Objective:
Do not include the pictures; repeat the rest of the data exactly.

Given data:
------------------------------------------------

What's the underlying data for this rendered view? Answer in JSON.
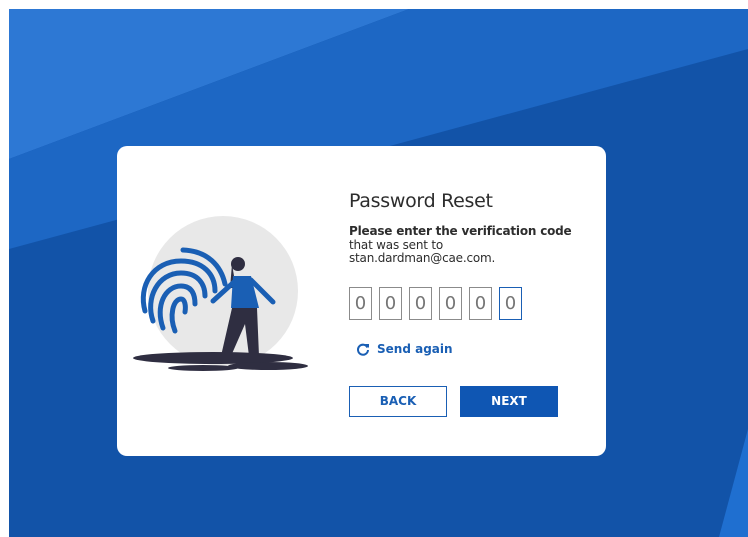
{
  "colors": {
    "accent": "#1a5fb4",
    "background": "#1253a8",
    "card": "#ffffff"
  },
  "dialog": {
    "title": "Password Reset",
    "instruction_bold": "Please enter the verification code",
    "instruction_line2": "that was sent to",
    "email": "stan.dardman@cae.com.",
    "code_digits": [
      "0",
      "0",
      "0",
      "0",
      "0",
      "0"
    ],
    "send_again_icon": "refresh-icon",
    "send_again_label": "Send again",
    "back_label": "BACK",
    "next_label": "NEXT",
    "illustration_icon": "fingerprint-icon"
  }
}
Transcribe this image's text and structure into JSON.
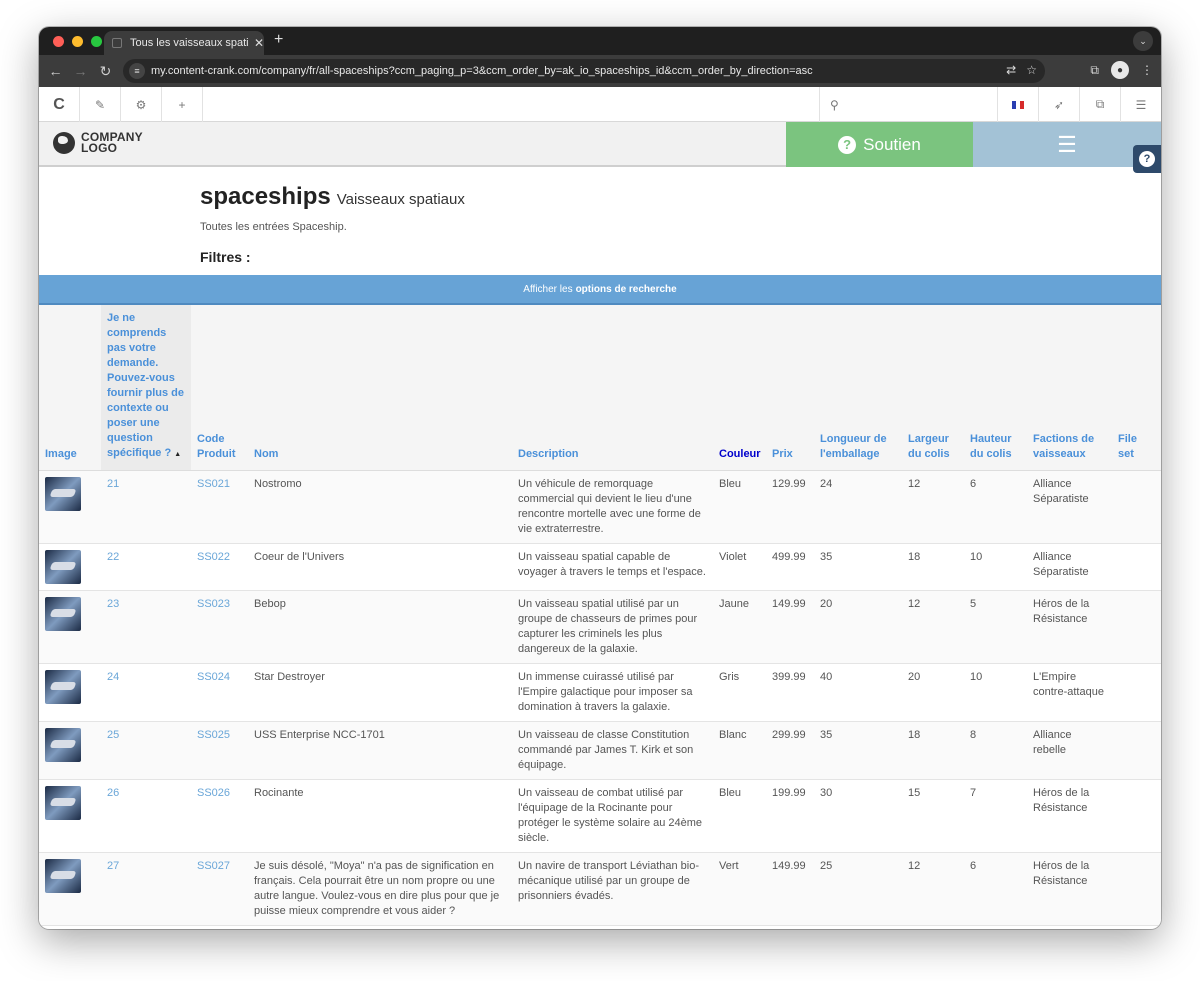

------------------------------------------------

Solution to the problem:
What's the underlying data for this rendered view? Answer in JSON.
{
  "colors": {
    "accent": "#1a5fb4",
    "background": "#1253a8",
    "card": "#ffffff"
  },
  "dialog": {
    "title": "Password Reset",
    "instruction_bold": "Please enter the verification code",
    "instruction_line2": "that was sent to",
    "email": "stan.dardman@cae.com.",
    "code_digits": [
      "0",
      "0",
      "0",
      "0",
      "0",
      "0"
    ],
    "send_again_icon": "refresh-icon",
    "send_again_label": "Send again",
    "back_label": "BACK",
    "next_label": "NEXT",
    "illustration_icon": "fingerprint-icon"
  }
}
Transcribe this image's text and structure into JSON.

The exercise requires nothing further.